> **Task requirements**
Below are records to repeat exactly. Omit the pictures from the copy.

Entries with figure data
>>>>
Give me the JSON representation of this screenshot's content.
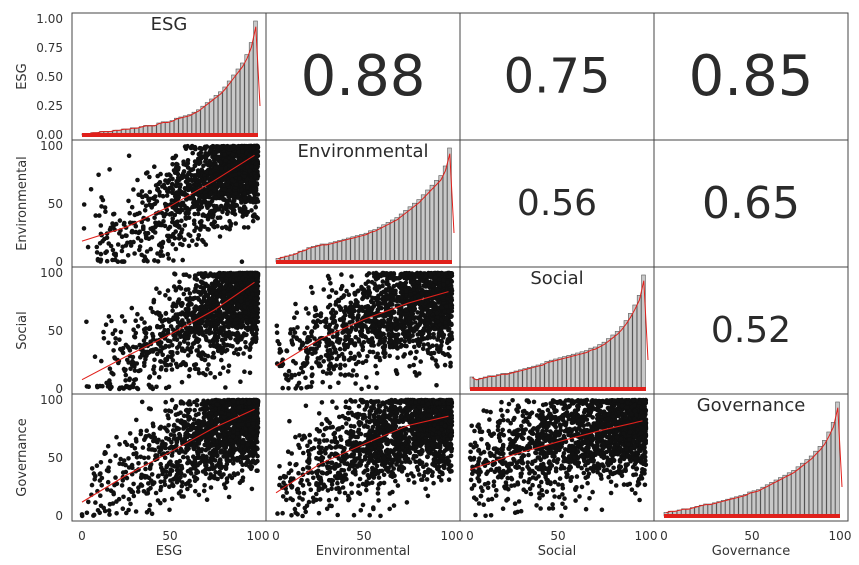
{
  "chart_data": {
    "type": "scatter",
    "subtype": "pairs-matrix",
    "variables": [
      "ESG",
      "Environmental",
      "Social",
      "Governance"
    ],
    "axis_range": [
      0,
      100
    ],
    "x_ticks": [
      "0",
      "50",
      "100"
    ],
    "y_ticks": [
      "0",
      "50",
      "100"
    ],
    "esg_y_ticks": [
      "0.00",
      "0.25",
      "0.50",
      "0.75",
      "1.00"
    ],
    "correlations": [
      {
        "row": "ESG",
        "col": "Environmental",
        "value": "0.88"
      },
      {
        "row": "ESG",
        "col": "Social",
        "value": "0.75"
      },
      {
        "row": "ESG",
        "col": "Governance",
        "value": "0.85"
      },
      {
        "row": "Environmental",
        "col": "Social",
        "value": "0.56"
      },
      {
        "row": "Environmental",
        "col": "Governance",
        "value": "0.65"
      },
      {
        "row": "Social",
        "col": "Governance",
        "value": "0.52"
      }
    ],
    "histograms": {
      "ESG": [
        1,
        1,
        2,
        2,
        3,
        3,
        3,
        4,
        4,
        5,
        5,
        6,
        6,
        7,
        8,
        8,
        8,
        10,
        11,
        11,
        12,
        14,
        15,
        16,
        17,
        19,
        21,
        24,
        27,
        30,
        33,
        36,
        40,
        45,
        50,
        55,
        60,
        67,
        77,
        95
      ],
      "Environmental": [
        3,
        4,
        5,
        6,
        7,
        9,
        10,
        12,
        13,
        14,
        15,
        15,
        16,
        17,
        18,
        19,
        20,
        21,
        22,
        23,
        24,
        26,
        27,
        29,
        31,
        33,
        35,
        37,
        40,
        43,
        46,
        49,
        52,
        56,
        60,
        64,
        68,
        72,
        80,
        95
      ],
      "Social": [
        10,
        8,
        9,
        10,
        11,
        11,
        12,
        13,
        13,
        14,
        15,
        16,
        17,
        18,
        19,
        20,
        21,
        23,
        24,
        25,
        26,
        27,
        28,
        29,
        30,
        31,
        32,
        34,
        35,
        37,
        39,
        42,
        45,
        48,
        52,
        57,
        63,
        70,
        78,
        95
      ],
      "Governance": [
        3,
        4,
        4,
        5,
        6,
        6,
        7,
        8,
        9,
        10,
        10,
        11,
        12,
        13,
        14,
        15,
        16,
        17,
        18,
        20,
        21,
        22,
        24,
        26,
        28,
        30,
        32,
        34,
        36,
        38,
        41,
        44,
        47,
        50,
        54,
        58,
        63,
        70,
        78,
        95
      ]
    },
    "scatter_fit": [
      {
        "row": "Environmental",
        "col": "ESG",
        "curve": [
          [
            0,
            18
          ],
          [
            25,
            30
          ],
          [
            50,
            48
          ],
          [
            75,
            70
          ],
          [
            98,
            92
          ]
        ]
      },
      {
        "row": "Social",
        "col": "ESG",
        "curve": [
          [
            0,
            8
          ],
          [
            25,
            28
          ],
          [
            50,
            47
          ],
          [
            75,
            68
          ],
          [
            98,
            92
          ]
        ]
      },
      {
        "row": "Social",
        "col": "Environmental",
        "curve": [
          [
            0,
            20
          ],
          [
            25,
            43
          ],
          [
            50,
            60
          ],
          [
            75,
            74
          ],
          [
            98,
            84
          ]
        ]
      },
      {
        "row": "Governance",
        "col": "ESG",
        "curve": [
          [
            0,
            12
          ],
          [
            25,
            35
          ],
          [
            50,
            55
          ],
          [
            75,
            76
          ],
          [
            98,
            92
          ]
        ]
      },
      {
        "row": "Governance",
        "col": "Environmental",
        "curve": [
          [
            0,
            20
          ],
          [
            25,
            45
          ],
          [
            50,
            62
          ],
          [
            75,
            78
          ],
          [
            98,
            86
          ]
        ]
      },
      {
        "row": "Governance",
        "col": "Social",
        "curve": [
          [
            0,
            40
          ],
          [
            25,
            53
          ],
          [
            50,
            64
          ],
          [
            75,
            74
          ],
          [
            98,
            82
          ]
        ]
      }
    ],
    "colors": {
      "points": "#111111",
      "fit": "#e0201b",
      "hist_fill": "#c8c8c8",
      "hist_edge": "#555555",
      "rug": "#e0201b"
    },
    "grid": false
  }
}
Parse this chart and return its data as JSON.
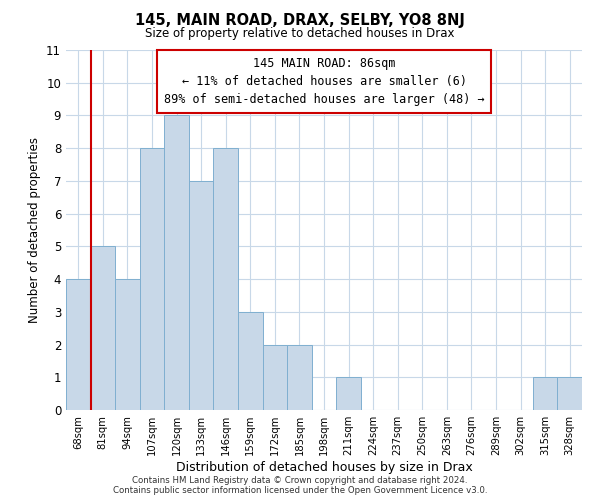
{
  "title": "145, MAIN ROAD, DRAX, SELBY, YO8 8NJ",
  "subtitle": "Size of property relative to detached houses in Drax",
  "xlabel": "Distribution of detached houses by size in Drax",
  "ylabel": "Number of detached properties",
  "bar_labels": [
    "68sqm",
    "81sqm",
    "94sqm",
    "107sqm",
    "120sqm",
    "133sqm",
    "146sqm",
    "159sqm",
    "172sqm",
    "185sqm",
    "198sqm",
    "211sqm",
    "224sqm",
    "237sqm",
    "250sqm",
    "263sqm",
    "276sqm",
    "289sqm",
    "302sqm",
    "315sqm",
    "328sqm"
  ],
  "bar_values": [
    4,
    5,
    4,
    8,
    9,
    7,
    8,
    3,
    2,
    2,
    0,
    1,
    0,
    0,
    0,
    0,
    0,
    0,
    0,
    1,
    1
  ],
  "bar_color": "#c8d8e8",
  "bar_edge_color": "#7fafd0",
  "vline_x": 1,
  "vline_color": "#cc0000",
  "ylim": [
    0,
    11
  ],
  "yticks": [
    0,
    1,
    2,
    3,
    4,
    5,
    6,
    7,
    8,
    9,
    10,
    11
  ],
  "annotation_title": "145 MAIN ROAD: 86sqm",
  "annotation_line1": "← 11% of detached houses are smaller (6)",
  "annotation_line2": "89% of semi-detached houses are larger (48) →",
  "annotation_box_color": "#ffffff",
  "annotation_box_edge": "#cc0000",
  "footer_line1": "Contains HM Land Registry data © Crown copyright and database right 2024.",
  "footer_line2": "Contains public sector information licensed under the Open Government Licence v3.0.",
  "background_color": "#ffffff",
  "grid_color": "#c8d8e8"
}
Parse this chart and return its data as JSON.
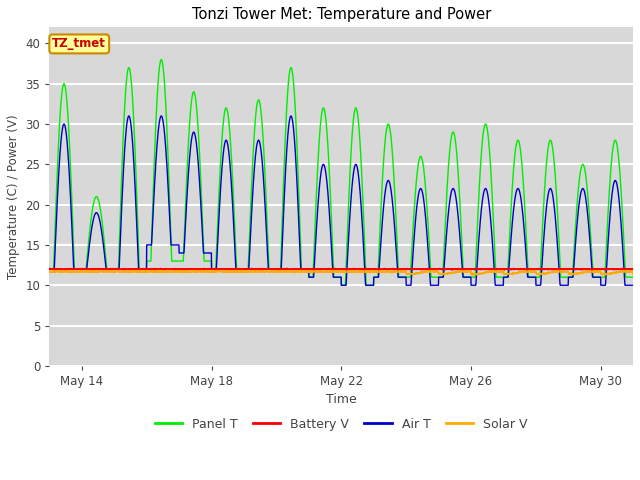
{
  "title": "Tonzi Tower Met: Temperature and Power",
  "xlabel": "Time",
  "ylabel": "Temperature (C) / Power (V)",
  "ylim": [
    0,
    42
  ],
  "yticks": [
    0,
    5,
    10,
    15,
    20,
    25,
    30,
    35,
    40
  ],
  "plot_bg_color": "#d8d8d8",
  "grid_color": "#ffffff",
  "annotation_text": "TZ_tmet",
  "annotation_box_color": "#ffff99",
  "annotation_text_color": "#cc0000",
  "annotation_border_color": "#cc8800",
  "legend_labels": [
    "Panel T",
    "Battery V",
    "Air T",
    "Solar V"
  ],
  "line_colors": [
    "#00ee00",
    "#ff0000",
    "#0000cc",
    "#ffaa00"
  ],
  "n_days": 18,
  "xtick_days": [
    1,
    5,
    9,
    13,
    17
  ],
  "xtick_labels": [
    "May 14",
    "May 18",
    "May 22",
    "May 26",
    "May 30"
  ],
  "panel_peaks": [
    35,
    21,
    37,
    38,
    34,
    32,
    33,
    37,
    32,
    32,
    30,
    26,
    29,
    30,
    28,
    28,
    25,
    28
  ],
  "panel_nights": [
    12,
    12,
    12,
    13,
    13,
    12,
    12,
    12,
    11,
    10,
    11,
    11,
    11,
    11,
    11,
    11,
    11,
    11
  ],
  "air_peaks": [
    30,
    19,
    31,
    31,
    29,
    28,
    28,
    31,
    25,
    25,
    23,
    22,
    22,
    22,
    22,
    22,
    22,
    23
  ],
  "air_nights": [
    12,
    12,
    12,
    15,
    14,
    12,
    12,
    12,
    11,
    10,
    11,
    10,
    11,
    10,
    11,
    10,
    11,
    10
  ],
  "battery_base": 12.0,
  "solar_base": 11.7
}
<<<<
> **Answer to the exercise**
Give me the JSON representation of this screenshot's content.
{
  "chart_data": {
    "type": "scatter",
    "subtype": "pairs-matrix",
    "variables": [
      "ESG",
      "Environmental",
      "Social",
      "Governance"
    ],
    "axis_range": [
      0,
      100
    ],
    "x_ticks": [
      "0",
      "50",
      "100"
    ],
    "y_ticks": [
      "0",
      "50",
      "100"
    ],
    "esg_y_ticks": [
      "0.00",
      "0.25",
      "0.50",
      "0.75",
      "1.00"
    ],
    "correlations": [
      {
        "row": "ESG",
        "col": "Environmental",
        "value": "0.88"
      },
      {
        "row": "ESG",
        "col": "Social",
        "value": "0.75"
      },
      {
        "row": "ESG",
        "col": "Governance",
        "value": "0.85"
      },
      {
        "row": "Environmental",
        "col": "Social",
        "value": "0.56"
      },
      {
        "row": "Environmental",
        "col": "Governance",
        "value": "0.65"
      },
      {
        "row": "Social",
        "col": "Governance",
        "value": "0.52"
      }
    ],
    "histograms": {
      "ESG": [
        1,
        1,
        2,
        2,
        3,
        3,
        3,
        4,
        4,
        5,
        5,
        6,
        6,
        7,
        8,
        8,
        8,
        10,
        11,
        11,
        12,
        14,
        15,
        16,
        17,
        19,
        21,
        24,
        27,
        30,
        33,
        36,
        40,
        45,
        50,
        55,
        60,
        67,
        77,
        95
      ],
      "Environmental": [
        3,
        4,
        5,
        6,
        7,
        9,
        10,
        12,
        13,
        14,
        15,
        15,
        16,
        17,
        18,
        19,
        20,
        21,
        22,
        23,
        24,
        26,
        27,
        29,
        31,
        33,
        35,
        37,
        40,
        43,
        46,
        49,
        52,
        56,
        60,
        64,
        68,
        72,
        80,
        95
      ],
      "Social": [
        10,
        8,
        9,
        10,
        11,
        11,
        12,
        13,
        13,
        14,
        15,
        16,
        17,
        18,
        19,
        20,
        21,
        23,
        24,
        25,
        26,
        27,
        28,
        29,
        30,
        31,
        32,
        34,
        35,
        37,
        39,
        42,
        45,
        48,
        52,
        57,
        63,
        70,
        78,
        95
      ],
      "Governance": [
        3,
        4,
        4,
        5,
        6,
        6,
        7,
        8,
        9,
        10,
        10,
        11,
        12,
        13,
        14,
        15,
        16,
        17,
        18,
        20,
        21,
        22,
        24,
        26,
        28,
        30,
        32,
        34,
        36,
        38,
        41,
        44,
        47,
        50,
        54,
        58,
        63,
        70,
        78,
        95
      ]
    },
    "scatter_fit": [
      {
        "row": "Environmental",
        "col": "ESG",
        "curve": [
          [
            0,
            18
          ],
          [
            25,
            30
          ],
          [
            50,
            48
          ],
          [
            75,
            70
          ],
          [
            98,
            92
          ]
        ]
      },
      {
        "row": "Social",
        "col": "ESG",
        "curve": [
          [
            0,
            8
          ],
          [
            25,
            28
          ],
          [
            50,
            47
          ],
          [
            75,
            68
          ],
          [
            98,
            92
          ]
        ]
      },
      {
        "row": "Social",
        "col": "Environmental",
        "curve": [
          [
            0,
            20
          ],
          [
            25,
            43
          ],
          [
            50,
            60
          ],
          [
            75,
            74
          ],
          [
            98,
            84
          ]
        ]
      },
      {
        "row": "Governance",
        "col": "ESG",
        "curve": [
          [
            0,
            12
          ],
          [
            25,
            35
          ],
          [
            50,
            55
          ],
          [
            75,
            76
          ],
          [
            98,
            92
          ]
        ]
      },
      {
        "row": "Governance",
        "col": "Environmental",
        "curve": [
          [
            0,
            20
          ],
          [
            25,
            45
          ],
          [
            50,
            62
          ],
          [
            75,
            78
          ],
          [
            98,
            86
          ]
        ]
      },
      {
        "row": "Governance",
        "col": "Social",
        "curve": [
          [
            0,
            40
          ],
          [
            25,
            53
          ],
          [
            50,
            64
          ],
          [
            75,
            74
          ],
          [
            98,
            82
          ]
        ]
      }
    ],
    "colors": {
      "points": "#111111",
      "fit": "#e0201b",
      "hist_fill": "#c8c8c8",
      "hist_edge": "#555555",
      "rug": "#e0201b"
    },
    "grid": false
  }
}
Parse this chart and return its data as JSON.
{
  "title": "145, MAIN ROAD, DRAX, SELBY, YO8 8NJ",
  "subtitle": "Size of property relative to detached houses in Drax",
  "xlabel": "Distribution of detached houses by size in Drax",
  "ylabel": "Number of detached properties",
  "bar_labels": [
    "68sqm",
    "81sqm",
    "94sqm",
    "107sqm",
    "120sqm",
    "133sqm",
    "146sqm",
    "159sqm",
    "172sqm",
    "185sqm",
    "198sqm",
    "211sqm",
    "224sqm",
    "237sqm",
    "250sqm",
    "263sqm",
    "276sqm",
    "289sqm",
    "302sqm",
    "315sqm",
    "328sqm"
  ],
  "bar_values": [
    4,
    5,
    4,
    8,
    9,
    7,
    8,
    3,
    2,
    2,
    0,
    1,
    0,
    0,
    0,
    0,
    0,
    0,
    0,
    1,
    1
  ],
  "bar_color": "#c8d8e8",
  "bar_edge_color": "#7fafd0",
  "vline_x": 1,
  "vline_color": "#cc0000",
  "ylim": [
    0,
    11
  ],
  "yticks": [
    0,
    1,
    2,
    3,
    4,
    5,
    6,
    7,
    8,
    9,
    10,
    11
  ],
  "annotation_title": "145 MAIN ROAD: 86sqm",
  "annotation_line1": "← 11% of detached houses are smaller (6)",
  "annotation_line2": "89% of semi-detached houses are larger (48) →",
  "annotation_box_color": "#ffffff",
  "annotation_box_edge": "#cc0000",
  "footer_line1": "Contains HM Land Registry data © Crown copyright and database right 2024.",
  "footer_line2": "Contains public sector information licensed under the Open Government Licence v3.0.",
  "background_color": "#ffffff",
  "grid_color": "#c8d8e8"
}
Parse this chart and return its data as JSON.
{
  "title": "Tonzi Tower Met: Temperature and Power",
  "xlabel": "Time",
  "ylabel": "Temperature (C) / Power (V)",
  "ylim": [
    0,
    42
  ],
  "yticks": [
    0,
    5,
    10,
    15,
    20,
    25,
    30,
    35,
    40
  ],
  "plot_bg_color": "#d8d8d8",
  "grid_color": "#ffffff",
  "annotation_text": "TZ_tmet",
  "annotation_box_color": "#ffff99",
  "annotation_text_color": "#cc0000",
  "annotation_border_color": "#cc8800",
  "legend_labels": [
    "Panel T",
    "Battery V",
    "Air T",
    "Solar V"
  ],
  "line_colors": [
    "#00ee00",
    "#ff0000",
    "#0000cc",
    "#ffaa00"
  ],
  "n_days": 18,
  "xtick_days": [
    1,
    5,
    9,
    13,
    17
  ],
  "xtick_labels": [
    "May 14",
    "May 18",
    "May 22",
    "May 26",
    "May 30"
  ],
  "panel_peaks": [
    35,
    21,
    37,
    38,
    34,
    32,
    33,
    37,
    32,
    32,
    30,
    26,
    29,
    30,
    28,
    28,
    25,
    28
  ],
  "panel_nights": [
    12,
    12,
    12,
    13,
    13,
    12,
    12,
    12,
    11,
    10,
    11,
    11,
    11,
    11,
    11,
    11,
    11,
    11
  ],
  "air_peaks": [
    30,
    19,
    31,
    31,
    29,
    28,
    28,
    31,
    25,
    25,
    23,
    22,
    22,
    22,
    22,
    22,
    22,
    23
  ],
  "air_nights": [
    12,
    12,
    12,
    15,
    14,
    12,
    12,
    12,
    11,
    10,
    11,
    10,
    11,
    10,
    11,
    10,
    11,
    10
  ],
  "battery_base": 12.0,
  "solar_base": 11.7
}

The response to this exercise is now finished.